═══ Extracted records ═══

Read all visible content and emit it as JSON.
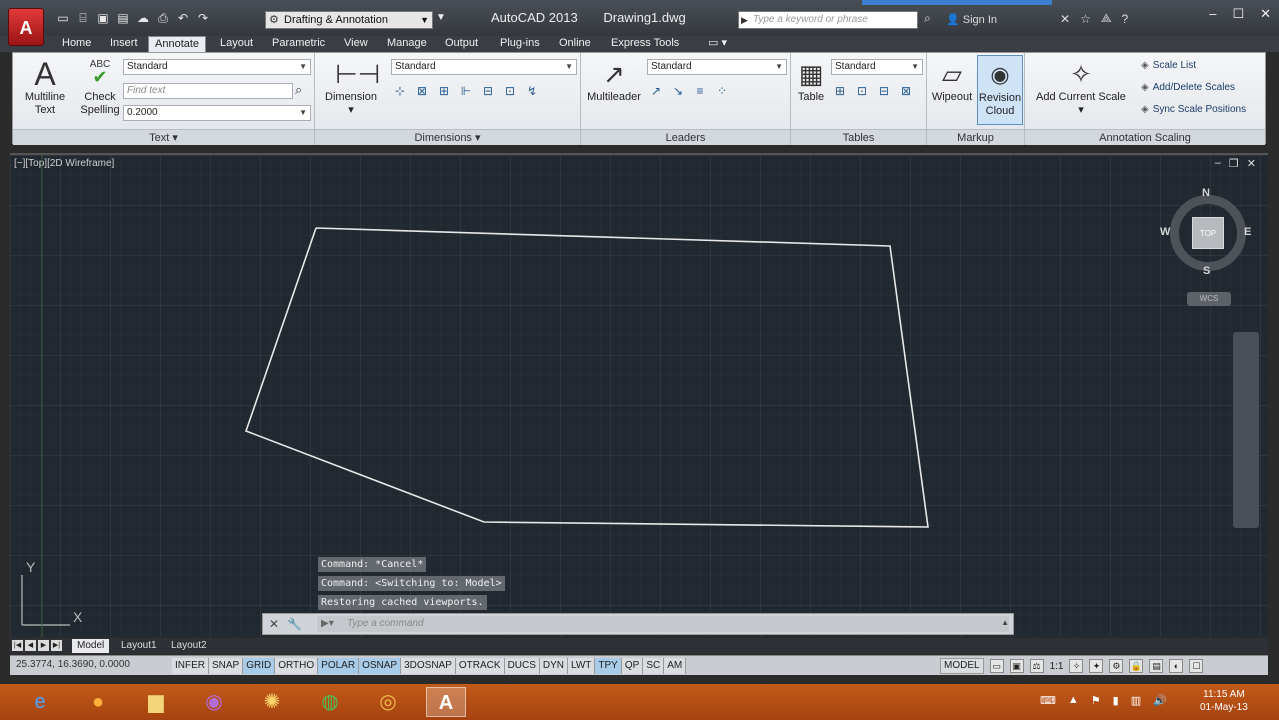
{
  "app": {
    "logo_letter": "A",
    "title": "AutoCAD 2013",
    "document": "Drawing1.dwg",
    "workspace": "Drafting & Annotation",
    "search_placeholder": "Type a keyword or phrase",
    "sign_in": "Sign In"
  },
  "tabs": [
    {
      "label": "Home"
    },
    {
      "label": "Insert"
    },
    {
      "label": "Annotate"
    },
    {
      "label": "Layout"
    },
    {
      "label": "Parametric"
    },
    {
      "label": "View"
    },
    {
      "label": "Manage"
    },
    {
      "label": "Output"
    },
    {
      "label": "Plug-ins"
    },
    {
      "label": "Online"
    },
    {
      "label": "Express Tools"
    }
  ],
  "ribbon": {
    "text_panel": {
      "title": "Text",
      "multiline_text_line1": "Multiline",
      "multiline_text_line2": "Text",
      "check_spelling_line1": "Check",
      "check_spelling_line2": "Spelling",
      "abc": "ABC",
      "style": "Standard",
      "find_placeholder": "Find text",
      "height": "0.2000"
    },
    "dimensions_panel": {
      "title": "Dimensions",
      "dimension_label": "Dimension",
      "style": "Standard"
    },
    "leaders_panel": {
      "title": "Leaders",
      "multileader_label": "Multileader",
      "style": "Standard"
    },
    "tables_panel": {
      "title": "Tables",
      "table_label": "Table",
      "style": "Standard"
    },
    "markup_panel": {
      "title": "Markup",
      "wipeout_label": "Wipeout",
      "revcloud_line1": "Revision",
      "revcloud_line2": "Cloud"
    },
    "annotation_scaling_panel": {
      "title": "Annotation Scaling",
      "add_current_scale": "Add Current Scale",
      "scale_list": "Scale List",
      "add_delete_scales": "Add/Delete Scales",
      "sync_scale_positions": "Sync Scale Positions"
    }
  },
  "viewport": {
    "label": "[−][Top][2D Wireframe]",
    "viewcube": {
      "north": "N",
      "south": "S",
      "east": "E",
      "west": "W",
      "top": "TOP"
    },
    "wcs": "WCS",
    "ucs_x": "X",
    "ucs_y": "Y"
  },
  "command": {
    "history": [
      "Command: *Cancel*",
      "Command:   <Switching to: Model>",
      "Restoring cached viewports."
    ],
    "placeholder": "Type a command"
  },
  "layout_tabs": [
    {
      "label": "Model"
    },
    {
      "label": "Layout1"
    },
    {
      "label": "Layout2"
    }
  ],
  "status": {
    "coords": "25.3774, 16.3690, 0.0000",
    "toggles": [
      {
        "label": "INFER",
        "on": false
      },
      {
        "label": "SNAP",
        "on": false
      },
      {
        "label": "GRID",
        "on": true
      },
      {
        "label": "ORTHO",
        "on": false
      },
      {
        "label": "POLAR",
        "on": true
      },
      {
        "label": "OSNAP",
        "on": true
      },
      {
        "label": "3DOSNAP",
        "on": false
      },
      {
        "label": "OTRACK",
        "on": false
      },
      {
        "label": "DUCS",
        "on": false
      },
      {
        "label": "DYN",
        "on": false
      },
      {
        "label": "LWT",
        "on": false
      },
      {
        "label": "TPY",
        "on": true
      },
      {
        "label": "QP",
        "on": false
      },
      {
        "label": "SC",
        "on": false
      },
      {
        "label": "AM",
        "on": false
      }
    ],
    "model": "MODEL",
    "scale": "1:1"
  },
  "taskbar": {
    "time": "11:15 AM",
    "date": "01-May-13"
  },
  "colors": {
    "canvas": "#212830",
    "geometry": "#e8e8e8",
    "ribbon": "#e9ecf0",
    "taskbar": "#b84e14",
    "accent": "#3c7fd0"
  }
}
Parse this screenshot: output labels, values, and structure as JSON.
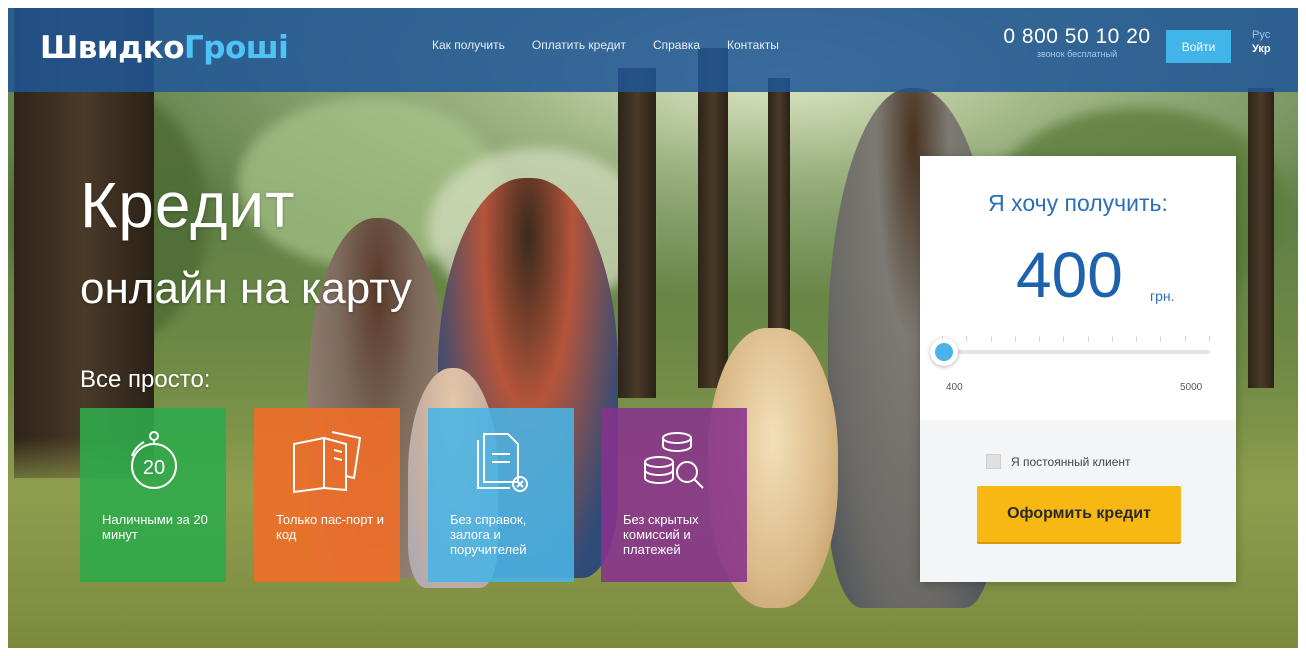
{
  "header": {
    "logo_part1": "Швидко",
    "logo_part2": "Гроші",
    "nav": [
      "Как получить",
      "Оплатить кредит",
      "Справка",
      "Контакты"
    ],
    "phone": "0 800 50 10 20",
    "phone_note": "звонок бесплатный",
    "login_label": "Войти",
    "lang_ru": "Рус",
    "lang_uk": "Укр"
  },
  "hero": {
    "title": "Кредит",
    "subtitle": "онлайн на карту",
    "simple": "Все просто:"
  },
  "features": [
    {
      "icon": "stopwatch-icon",
      "number": "20",
      "text": "Наличными за 20 минут",
      "color": "#2faa4a"
    },
    {
      "icon": "passport-icon",
      "text": "Только пас-порт и код",
      "color": "#f06e28"
    },
    {
      "icon": "document-icon",
      "text": "Без справок, залога и поручителей",
      "color": "#48b4e6"
    },
    {
      "icon": "coins-search-icon",
      "text": "Без скрытых комиссий и платежей",
      "color": "#87328c"
    }
  ],
  "calculator": {
    "heading": "Я хочу получить:",
    "amount": "400",
    "currency": "грн.",
    "min": "400",
    "max": "5000",
    "slider_fraction": 0,
    "regular_client_label": "Я постоянный клиент",
    "regular_client_checked": false,
    "apply_label": "Оформить кредит"
  },
  "colors": {
    "header_bg": "#205696",
    "accent_blue": "#41b4ea",
    "button_yellow": "#f7b813",
    "amount_blue": "#1e62ae"
  }
}
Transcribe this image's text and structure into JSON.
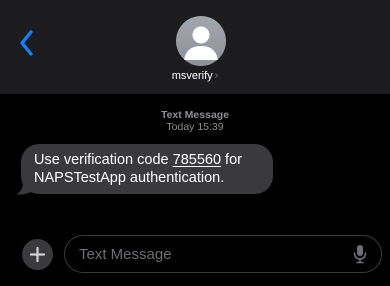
{
  "header": {
    "contact_name": "msverify",
    "contact_chevron": "›",
    "back_icon": "chevron-left-icon",
    "avatar_icon": "person-silhouette-icon"
  },
  "conversation": {
    "timestamp_kind": "Text Message",
    "timestamp_time": "Today 15:39",
    "messages": [
      {
        "direction": "incoming",
        "text_before_code": "Use verification code ",
        "code": "785560",
        "text_after_code": " for NAPSTestApp authentication."
      }
    ]
  },
  "input_bar": {
    "plus_icon": "plus-icon",
    "placeholder": "Text Message",
    "value": "",
    "mic_icon": "microphone-icon"
  },
  "colors": {
    "background": "#000000",
    "header": "#1c1c1e",
    "accent": "#0a84ff",
    "bubble_incoming": "#3a3a3c",
    "secondary_text": "#8e8e93"
  }
}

═══

■ Short task
Reproduce verbatim, and only, the lines starting at the one that contains "Transcribe this image's" and ending with the final line of the records; leave out the pictures.

■ Exercise response
Transcribe this image's text and structure into JSON.
{
  "header": {
    "contact_name": "msverify",
    "contact_chevron": "›",
    "back_icon": "chevron-left-icon",
    "avatar_icon": "person-silhouette-icon"
  },
  "conversation": {
    "timestamp_kind": "Text Message",
    "timestamp_time": "Today 15:39",
    "messages": [
      {
        "direction": "incoming",
        "text_before_code": "Use verification code ",
        "code": "785560",
        "text_after_code": " for NAPSTestApp authentication."
      }
    ]
  },
  "input_bar": {
    "plus_icon": "plus-icon",
    "placeholder": "Text Message",
    "value": "",
    "mic_icon": "microphone-icon"
  },
  "colors": {
    "background": "#000000",
    "header": "#1c1c1e",
    "accent": "#0a84ff",
    "bubble_incoming": "#3a3a3c",
    "secondary_text": "#8e8e93"
  }
}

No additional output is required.